The problem:
Reproduce the following lines verbatim, with no changes of any kind.

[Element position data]
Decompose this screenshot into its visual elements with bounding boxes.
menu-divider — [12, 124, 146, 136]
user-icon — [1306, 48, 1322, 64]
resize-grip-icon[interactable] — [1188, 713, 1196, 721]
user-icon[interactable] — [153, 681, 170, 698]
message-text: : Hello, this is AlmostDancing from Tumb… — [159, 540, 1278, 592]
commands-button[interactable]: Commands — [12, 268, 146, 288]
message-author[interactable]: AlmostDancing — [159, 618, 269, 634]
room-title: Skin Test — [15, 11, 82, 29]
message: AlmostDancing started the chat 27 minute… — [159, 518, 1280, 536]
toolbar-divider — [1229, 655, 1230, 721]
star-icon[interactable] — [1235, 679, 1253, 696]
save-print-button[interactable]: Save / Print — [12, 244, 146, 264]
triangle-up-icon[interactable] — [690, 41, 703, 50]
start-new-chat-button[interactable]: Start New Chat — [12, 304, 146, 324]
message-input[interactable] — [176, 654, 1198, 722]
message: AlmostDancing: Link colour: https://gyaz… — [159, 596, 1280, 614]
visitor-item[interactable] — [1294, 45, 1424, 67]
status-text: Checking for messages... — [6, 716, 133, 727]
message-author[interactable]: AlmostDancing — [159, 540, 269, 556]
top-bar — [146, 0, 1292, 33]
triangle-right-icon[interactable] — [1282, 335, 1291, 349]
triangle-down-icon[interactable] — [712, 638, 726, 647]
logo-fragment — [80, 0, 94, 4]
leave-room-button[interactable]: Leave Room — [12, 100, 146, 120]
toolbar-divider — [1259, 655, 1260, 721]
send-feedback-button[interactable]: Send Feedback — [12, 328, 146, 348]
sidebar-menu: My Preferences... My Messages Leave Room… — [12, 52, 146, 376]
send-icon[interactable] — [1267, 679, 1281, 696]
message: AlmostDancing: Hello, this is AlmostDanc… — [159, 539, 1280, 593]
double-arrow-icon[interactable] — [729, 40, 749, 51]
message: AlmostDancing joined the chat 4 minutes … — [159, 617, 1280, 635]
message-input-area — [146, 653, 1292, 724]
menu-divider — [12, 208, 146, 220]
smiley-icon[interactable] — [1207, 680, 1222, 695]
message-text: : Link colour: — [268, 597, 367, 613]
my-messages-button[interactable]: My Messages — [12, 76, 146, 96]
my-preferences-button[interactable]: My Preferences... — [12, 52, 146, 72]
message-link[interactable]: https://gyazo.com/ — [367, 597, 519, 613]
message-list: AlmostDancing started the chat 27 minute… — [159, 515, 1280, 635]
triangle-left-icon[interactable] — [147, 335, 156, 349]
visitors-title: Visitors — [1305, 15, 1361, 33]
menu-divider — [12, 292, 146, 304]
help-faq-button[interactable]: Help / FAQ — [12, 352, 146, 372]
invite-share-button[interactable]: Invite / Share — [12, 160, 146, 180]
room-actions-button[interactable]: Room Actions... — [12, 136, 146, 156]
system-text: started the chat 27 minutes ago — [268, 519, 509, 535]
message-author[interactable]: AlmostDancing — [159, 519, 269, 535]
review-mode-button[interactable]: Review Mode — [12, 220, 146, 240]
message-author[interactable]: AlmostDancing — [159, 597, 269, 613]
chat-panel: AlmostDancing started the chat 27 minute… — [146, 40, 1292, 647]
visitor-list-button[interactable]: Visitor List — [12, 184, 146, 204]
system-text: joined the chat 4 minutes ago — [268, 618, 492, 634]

Output for this task:
Decompose this screenshot into its visual elements with bounding boxes.
menu-divider — [12, 124, 146, 136]
user-icon — [1306, 48, 1322, 64]
resize-grip-icon[interactable] — [1188, 713, 1196, 721]
user-icon[interactable] — [153, 681, 170, 698]
message-text: : Hello, this is AlmostDancing from Tumb… — [159, 540, 1278, 592]
commands-button[interactable]: Commands — [12, 268, 146, 288]
message-author[interactable]: AlmostDancing — [159, 618, 269, 634]
room-title: Skin Test — [15, 11, 82, 29]
message: AlmostDancing started the chat 27 minute… — [159, 518, 1280, 536]
toolbar-divider — [1229, 655, 1230, 721]
star-icon[interactable] — [1235, 679, 1253, 696]
save-print-button[interactable]: Save / Print — [12, 244, 146, 264]
triangle-up-icon[interactable] — [690, 41, 703, 50]
start-new-chat-button[interactable]: Start New Chat — [12, 304, 146, 324]
message-input[interactable] — [176, 654, 1198, 722]
message: AlmostDancing: Link colour: https://gyaz… — [159, 596, 1280, 614]
visitor-item[interactable] — [1294, 45, 1424, 67]
status-text: Checking for messages... — [6, 716, 133, 727]
message-author[interactable]: AlmostDancing — [159, 540, 269, 556]
top-bar — [146, 0, 1292, 33]
triangle-right-icon[interactable] — [1282, 335, 1291, 349]
triangle-down-icon[interactable] — [712, 638, 726, 647]
logo-fragment — [80, 0, 94, 4]
leave-room-button[interactable]: Leave Room — [12, 100, 146, 120]
toolbar-divider — [1259, 655, 1260, 721]
send-feedback-button[interactable]: Send Feedback — [12, 328, 146, 348]
sidebar-menu: My Preferences... My Messages Leave Room… — [12, 52, 146, 376]
send-icon[interactable] — [1267, 679, 1281, 696]
message: AlmostDancing: Hello, this is AlmostDanc… — [159, 539, 1280, 593]
double-arrow-icon[interactable] — [729, 40, 749, 51]
message: AlmostDancing joined the chat 4 minutes … — [159, 617, 1280, 635]
message-input-area — [146, 653, 1292, 724]
menu-divider — [12, 208, 146, 220]
smiley-icon[interactable] — [1207, 680, 1222, 695]
message-text: : Link colour: — [268, 597, 367, 613]
my-messages-button[interactable]: My Messages — [12, 76, 146, 96]
my-preferences-button[interactable]: My Preferences... — [12, 52, 146, 72]
message-link[interactable]: https://gyazo.com/ — [367, 597, 519, 613]
message-list: AlmostDancing started the chat 27 minute… — [159, 515, 1280, 635]
triangle-left-icon[interactable] — [147, 335, 156, 349]
visitors-title: Visitors — [1305, 15, 1361, 33]
menu-divider — [12, 292, 146, 304]
help-faq-button[interactable]: Help / FAQ — [12, 352, 146, 372]
invite-share-button[interactable]: Invite / Share — [12, 160, 146, 180]
room-actions-button[interactable]: Room Actions... — [12, 136, 146, 156]
system-text: started the chat 27 minutes ago — [268, 519, 509, 535]
message-author[interactable]: AlmostDancing — [159, 519, 269, 535]
review-mode-button[interactable]: Review Mode — [12, 220, 146, 240]
message-author[interactable]: AlmostDancing — [159, 597, 269, 613]
chat-panel: AlmostDancing started the chat 27 minute… — [146, 40, 1292, 647]
visitor-list-button[interactable]: Visitor List — [12, 184, 146, 204]
system-text: joined the chat 4 minutes ago — [268, 618, 492, 634]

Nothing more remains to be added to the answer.